EXERCISE OBJECTIVE >> Copy out every line in which the string "xlabel" occurs.

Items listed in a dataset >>
_ _ _ _ _

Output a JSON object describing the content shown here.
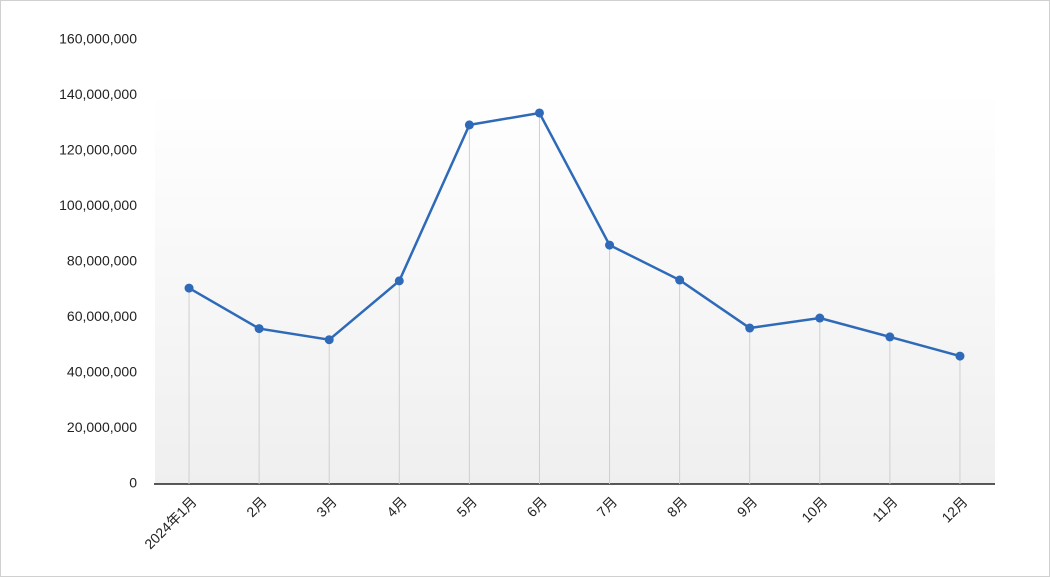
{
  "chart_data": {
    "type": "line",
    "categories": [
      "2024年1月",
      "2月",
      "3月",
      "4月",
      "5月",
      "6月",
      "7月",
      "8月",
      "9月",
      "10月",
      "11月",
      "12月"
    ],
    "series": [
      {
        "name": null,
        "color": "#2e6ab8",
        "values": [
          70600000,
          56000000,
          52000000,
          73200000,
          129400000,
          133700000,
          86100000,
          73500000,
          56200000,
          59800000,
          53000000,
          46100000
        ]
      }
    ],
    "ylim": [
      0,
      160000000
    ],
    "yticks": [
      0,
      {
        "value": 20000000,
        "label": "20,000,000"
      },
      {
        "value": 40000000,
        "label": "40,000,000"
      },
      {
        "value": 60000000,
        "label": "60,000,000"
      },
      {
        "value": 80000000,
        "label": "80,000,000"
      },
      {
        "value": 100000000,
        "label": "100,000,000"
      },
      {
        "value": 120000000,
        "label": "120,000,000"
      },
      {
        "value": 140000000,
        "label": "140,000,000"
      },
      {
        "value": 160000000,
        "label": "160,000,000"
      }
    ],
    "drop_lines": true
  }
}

_ _ _ _ _

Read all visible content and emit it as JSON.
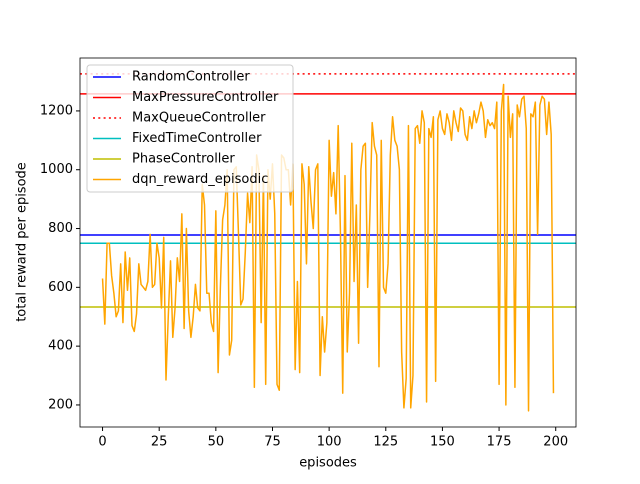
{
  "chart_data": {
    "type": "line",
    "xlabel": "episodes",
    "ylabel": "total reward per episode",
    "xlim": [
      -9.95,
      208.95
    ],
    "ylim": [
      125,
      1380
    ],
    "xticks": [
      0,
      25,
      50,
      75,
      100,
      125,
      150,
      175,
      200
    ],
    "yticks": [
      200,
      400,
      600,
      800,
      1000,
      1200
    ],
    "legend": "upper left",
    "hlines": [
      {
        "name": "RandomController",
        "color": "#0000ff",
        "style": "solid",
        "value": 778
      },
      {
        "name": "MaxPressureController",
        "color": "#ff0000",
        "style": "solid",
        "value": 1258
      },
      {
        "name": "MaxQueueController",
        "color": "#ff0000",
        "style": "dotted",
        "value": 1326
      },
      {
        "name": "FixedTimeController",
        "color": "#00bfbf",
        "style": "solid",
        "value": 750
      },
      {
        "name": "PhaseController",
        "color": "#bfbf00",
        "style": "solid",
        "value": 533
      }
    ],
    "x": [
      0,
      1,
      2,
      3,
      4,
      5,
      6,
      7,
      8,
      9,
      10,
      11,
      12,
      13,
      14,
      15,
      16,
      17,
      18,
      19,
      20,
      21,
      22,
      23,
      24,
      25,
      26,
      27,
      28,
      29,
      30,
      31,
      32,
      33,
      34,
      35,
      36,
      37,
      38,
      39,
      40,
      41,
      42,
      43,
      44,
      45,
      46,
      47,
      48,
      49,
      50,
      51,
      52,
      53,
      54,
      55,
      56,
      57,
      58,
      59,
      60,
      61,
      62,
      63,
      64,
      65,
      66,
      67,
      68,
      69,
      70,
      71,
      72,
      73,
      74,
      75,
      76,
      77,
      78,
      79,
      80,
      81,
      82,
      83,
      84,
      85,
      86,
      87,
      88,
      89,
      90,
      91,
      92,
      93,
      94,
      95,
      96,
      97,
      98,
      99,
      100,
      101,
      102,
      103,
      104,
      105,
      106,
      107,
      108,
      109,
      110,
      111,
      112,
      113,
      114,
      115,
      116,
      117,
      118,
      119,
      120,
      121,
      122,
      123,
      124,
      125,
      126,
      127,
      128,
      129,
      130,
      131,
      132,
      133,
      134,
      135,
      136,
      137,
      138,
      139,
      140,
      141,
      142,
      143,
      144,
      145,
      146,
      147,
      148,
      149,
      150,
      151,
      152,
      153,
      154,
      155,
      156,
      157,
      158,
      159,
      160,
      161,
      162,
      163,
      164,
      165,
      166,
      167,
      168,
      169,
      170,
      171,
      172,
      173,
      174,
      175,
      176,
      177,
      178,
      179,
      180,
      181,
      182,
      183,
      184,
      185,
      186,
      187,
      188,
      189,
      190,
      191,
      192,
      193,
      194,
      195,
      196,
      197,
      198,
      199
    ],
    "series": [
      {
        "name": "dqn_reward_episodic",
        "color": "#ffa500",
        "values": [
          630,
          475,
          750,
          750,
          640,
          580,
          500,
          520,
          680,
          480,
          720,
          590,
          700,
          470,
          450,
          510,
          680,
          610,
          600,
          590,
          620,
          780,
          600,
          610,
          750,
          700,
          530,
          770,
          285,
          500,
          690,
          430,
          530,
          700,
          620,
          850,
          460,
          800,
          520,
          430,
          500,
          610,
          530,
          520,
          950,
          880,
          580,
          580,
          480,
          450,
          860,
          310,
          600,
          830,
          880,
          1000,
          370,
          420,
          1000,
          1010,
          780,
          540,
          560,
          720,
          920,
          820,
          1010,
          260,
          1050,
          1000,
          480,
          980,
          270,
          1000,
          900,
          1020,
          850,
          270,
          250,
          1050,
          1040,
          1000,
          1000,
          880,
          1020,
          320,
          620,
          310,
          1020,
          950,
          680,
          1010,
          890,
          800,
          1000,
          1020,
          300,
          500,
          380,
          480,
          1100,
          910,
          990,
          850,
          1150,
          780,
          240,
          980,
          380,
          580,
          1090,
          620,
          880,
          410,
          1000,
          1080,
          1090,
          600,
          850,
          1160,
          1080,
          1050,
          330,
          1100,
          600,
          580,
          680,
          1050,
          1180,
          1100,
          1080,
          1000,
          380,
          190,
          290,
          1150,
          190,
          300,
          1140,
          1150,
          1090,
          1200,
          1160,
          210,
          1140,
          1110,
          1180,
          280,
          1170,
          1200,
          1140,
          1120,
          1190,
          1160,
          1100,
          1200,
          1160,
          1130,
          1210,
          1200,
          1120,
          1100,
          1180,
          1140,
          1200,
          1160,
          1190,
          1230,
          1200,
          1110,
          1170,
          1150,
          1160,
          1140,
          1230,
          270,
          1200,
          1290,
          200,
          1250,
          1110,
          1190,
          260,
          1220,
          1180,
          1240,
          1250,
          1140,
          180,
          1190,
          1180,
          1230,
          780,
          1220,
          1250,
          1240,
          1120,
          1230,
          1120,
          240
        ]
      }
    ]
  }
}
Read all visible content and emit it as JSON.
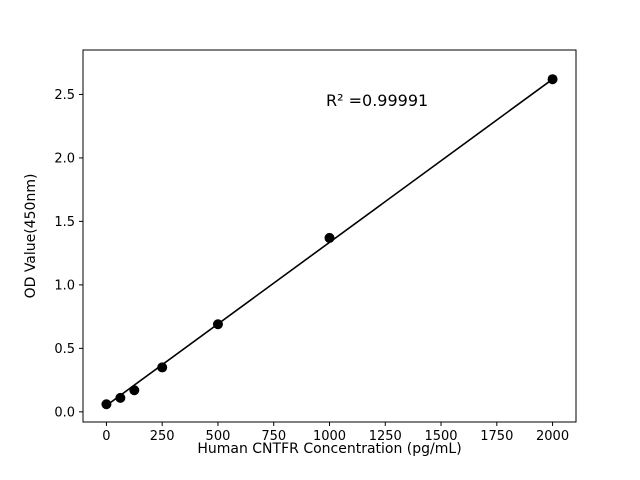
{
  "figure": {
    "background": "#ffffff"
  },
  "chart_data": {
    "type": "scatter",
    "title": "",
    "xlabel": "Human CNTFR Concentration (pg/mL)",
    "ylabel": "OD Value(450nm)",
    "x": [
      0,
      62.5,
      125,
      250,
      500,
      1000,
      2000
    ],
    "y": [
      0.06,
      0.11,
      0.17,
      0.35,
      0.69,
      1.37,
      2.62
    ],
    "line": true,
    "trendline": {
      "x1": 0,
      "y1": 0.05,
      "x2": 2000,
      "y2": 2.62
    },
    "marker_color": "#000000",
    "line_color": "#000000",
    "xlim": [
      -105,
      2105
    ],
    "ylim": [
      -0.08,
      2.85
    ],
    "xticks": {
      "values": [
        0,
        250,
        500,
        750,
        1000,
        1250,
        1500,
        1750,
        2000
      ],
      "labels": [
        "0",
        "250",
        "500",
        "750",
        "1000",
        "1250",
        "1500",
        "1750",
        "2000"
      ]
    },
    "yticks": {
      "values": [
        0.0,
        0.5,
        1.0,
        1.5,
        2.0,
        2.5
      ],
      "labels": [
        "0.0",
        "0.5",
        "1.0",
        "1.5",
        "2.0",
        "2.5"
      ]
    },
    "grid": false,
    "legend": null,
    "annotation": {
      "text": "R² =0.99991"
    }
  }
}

_ _ _ _ _

THE OUTPUT >>
    "xlabel": "episodes",
    "xlabel": "Human CNTFR Concentration (pg/mL)",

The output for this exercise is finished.